_Description of the task_: Here are some records; copy every line that holds the word "session".

_Record set_:

⁂

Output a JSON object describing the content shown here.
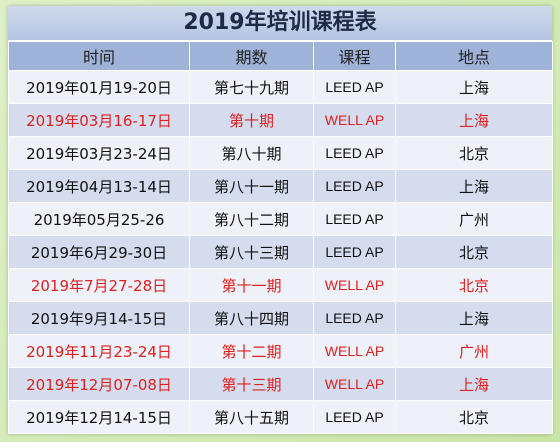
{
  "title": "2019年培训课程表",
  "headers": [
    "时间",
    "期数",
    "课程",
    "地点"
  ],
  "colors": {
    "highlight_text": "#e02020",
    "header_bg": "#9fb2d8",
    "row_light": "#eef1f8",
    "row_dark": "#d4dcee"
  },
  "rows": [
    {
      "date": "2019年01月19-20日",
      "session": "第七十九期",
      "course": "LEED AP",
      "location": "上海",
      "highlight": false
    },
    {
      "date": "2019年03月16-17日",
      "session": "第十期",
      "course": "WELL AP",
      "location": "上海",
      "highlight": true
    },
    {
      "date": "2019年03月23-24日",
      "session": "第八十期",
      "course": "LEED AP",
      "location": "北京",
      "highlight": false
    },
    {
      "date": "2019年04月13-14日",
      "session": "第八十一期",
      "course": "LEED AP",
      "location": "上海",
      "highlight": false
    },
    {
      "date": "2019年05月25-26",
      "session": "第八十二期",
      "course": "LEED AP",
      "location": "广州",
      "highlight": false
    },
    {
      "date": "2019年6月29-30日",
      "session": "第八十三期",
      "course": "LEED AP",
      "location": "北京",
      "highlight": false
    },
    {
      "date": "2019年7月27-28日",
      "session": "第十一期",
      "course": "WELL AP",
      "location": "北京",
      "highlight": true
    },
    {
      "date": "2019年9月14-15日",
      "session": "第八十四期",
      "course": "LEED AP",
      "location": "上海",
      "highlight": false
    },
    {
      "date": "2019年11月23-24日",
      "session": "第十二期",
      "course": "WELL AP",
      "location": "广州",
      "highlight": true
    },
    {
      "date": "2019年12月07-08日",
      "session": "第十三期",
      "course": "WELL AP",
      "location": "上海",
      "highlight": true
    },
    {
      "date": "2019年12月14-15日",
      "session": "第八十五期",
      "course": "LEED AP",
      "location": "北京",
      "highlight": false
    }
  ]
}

⁂

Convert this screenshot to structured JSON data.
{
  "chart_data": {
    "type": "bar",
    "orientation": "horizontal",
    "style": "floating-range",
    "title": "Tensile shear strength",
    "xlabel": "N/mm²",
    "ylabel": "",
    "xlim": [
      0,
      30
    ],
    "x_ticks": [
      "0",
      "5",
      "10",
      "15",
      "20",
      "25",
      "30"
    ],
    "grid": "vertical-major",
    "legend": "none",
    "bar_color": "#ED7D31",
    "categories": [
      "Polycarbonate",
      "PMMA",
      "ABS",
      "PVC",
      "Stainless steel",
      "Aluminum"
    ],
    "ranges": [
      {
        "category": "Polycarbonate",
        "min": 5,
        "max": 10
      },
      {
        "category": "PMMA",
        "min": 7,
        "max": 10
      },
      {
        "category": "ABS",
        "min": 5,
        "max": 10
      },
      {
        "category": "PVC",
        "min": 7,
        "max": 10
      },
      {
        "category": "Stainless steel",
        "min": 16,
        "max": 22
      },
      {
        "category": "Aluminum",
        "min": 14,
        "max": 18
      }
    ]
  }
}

⁂

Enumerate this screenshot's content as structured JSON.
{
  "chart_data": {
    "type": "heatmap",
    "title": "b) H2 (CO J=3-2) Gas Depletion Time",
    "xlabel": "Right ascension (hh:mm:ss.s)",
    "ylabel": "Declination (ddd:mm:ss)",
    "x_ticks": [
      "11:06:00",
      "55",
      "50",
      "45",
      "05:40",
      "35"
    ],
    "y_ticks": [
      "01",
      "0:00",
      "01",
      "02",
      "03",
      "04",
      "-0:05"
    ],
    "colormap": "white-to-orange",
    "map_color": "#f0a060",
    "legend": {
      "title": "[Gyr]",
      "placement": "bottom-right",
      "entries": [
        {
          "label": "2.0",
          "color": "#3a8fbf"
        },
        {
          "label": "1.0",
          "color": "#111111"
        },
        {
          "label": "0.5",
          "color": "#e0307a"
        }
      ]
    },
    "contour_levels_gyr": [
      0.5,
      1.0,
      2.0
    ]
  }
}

⁂

_Full output_:
      "session": "第七十九期",
      "session": "第十期",
      "session": "第八十期",
      "session": "第八十一期",
      "session": "第八十二期",
      "session": "第八十三期",
      "session": "第十一期",
      "session": "第八十四期",
      "session": "第十二期",
      "session": "第十三期",
      "session": "第八十五期",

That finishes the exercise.